[STATED PROBLEM] Records follow. Select each line holding "period".

(Saved entries)
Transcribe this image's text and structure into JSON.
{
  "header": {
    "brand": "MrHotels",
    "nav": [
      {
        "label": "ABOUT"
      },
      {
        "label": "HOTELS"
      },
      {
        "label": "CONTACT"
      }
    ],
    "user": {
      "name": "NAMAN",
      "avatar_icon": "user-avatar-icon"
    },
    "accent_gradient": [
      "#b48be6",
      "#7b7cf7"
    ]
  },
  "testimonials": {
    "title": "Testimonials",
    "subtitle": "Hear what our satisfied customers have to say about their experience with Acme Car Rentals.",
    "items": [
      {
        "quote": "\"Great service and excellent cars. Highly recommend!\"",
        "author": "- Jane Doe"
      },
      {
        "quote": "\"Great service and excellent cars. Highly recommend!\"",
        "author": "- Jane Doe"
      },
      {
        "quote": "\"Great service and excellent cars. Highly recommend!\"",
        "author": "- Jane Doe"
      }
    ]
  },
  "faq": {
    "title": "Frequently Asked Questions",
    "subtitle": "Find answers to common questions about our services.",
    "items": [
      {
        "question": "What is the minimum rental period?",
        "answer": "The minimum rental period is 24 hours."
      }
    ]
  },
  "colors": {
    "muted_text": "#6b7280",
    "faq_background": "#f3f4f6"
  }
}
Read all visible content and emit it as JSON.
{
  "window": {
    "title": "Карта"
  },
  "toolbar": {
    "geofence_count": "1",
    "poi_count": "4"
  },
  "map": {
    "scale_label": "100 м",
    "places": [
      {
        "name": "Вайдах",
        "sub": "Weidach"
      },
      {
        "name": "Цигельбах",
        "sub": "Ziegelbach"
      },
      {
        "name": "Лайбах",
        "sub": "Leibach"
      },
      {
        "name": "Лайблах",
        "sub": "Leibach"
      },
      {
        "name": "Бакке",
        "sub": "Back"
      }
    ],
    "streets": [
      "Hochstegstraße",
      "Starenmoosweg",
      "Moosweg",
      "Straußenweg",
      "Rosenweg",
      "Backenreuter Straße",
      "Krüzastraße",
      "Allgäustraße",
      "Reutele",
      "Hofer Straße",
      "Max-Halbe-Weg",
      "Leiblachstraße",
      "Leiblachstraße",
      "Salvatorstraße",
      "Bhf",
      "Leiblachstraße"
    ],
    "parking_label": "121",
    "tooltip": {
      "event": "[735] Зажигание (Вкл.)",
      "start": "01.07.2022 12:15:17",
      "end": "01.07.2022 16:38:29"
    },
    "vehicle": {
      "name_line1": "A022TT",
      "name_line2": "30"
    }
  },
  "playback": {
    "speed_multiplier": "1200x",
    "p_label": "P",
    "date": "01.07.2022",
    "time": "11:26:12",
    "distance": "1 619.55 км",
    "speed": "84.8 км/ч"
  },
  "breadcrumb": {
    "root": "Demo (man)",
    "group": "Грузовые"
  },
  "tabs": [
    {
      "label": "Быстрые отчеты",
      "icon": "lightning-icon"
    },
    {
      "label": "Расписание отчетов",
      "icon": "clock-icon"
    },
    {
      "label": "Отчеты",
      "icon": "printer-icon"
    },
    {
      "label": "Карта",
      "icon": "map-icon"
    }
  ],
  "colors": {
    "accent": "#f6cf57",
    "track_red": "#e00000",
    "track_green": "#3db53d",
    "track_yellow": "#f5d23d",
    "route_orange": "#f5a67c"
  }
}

[RESULT OF THIS EXERCISE]
        "question": "What is the minimum rental period?",
        "answer": "The minimum rental period is 24 hours."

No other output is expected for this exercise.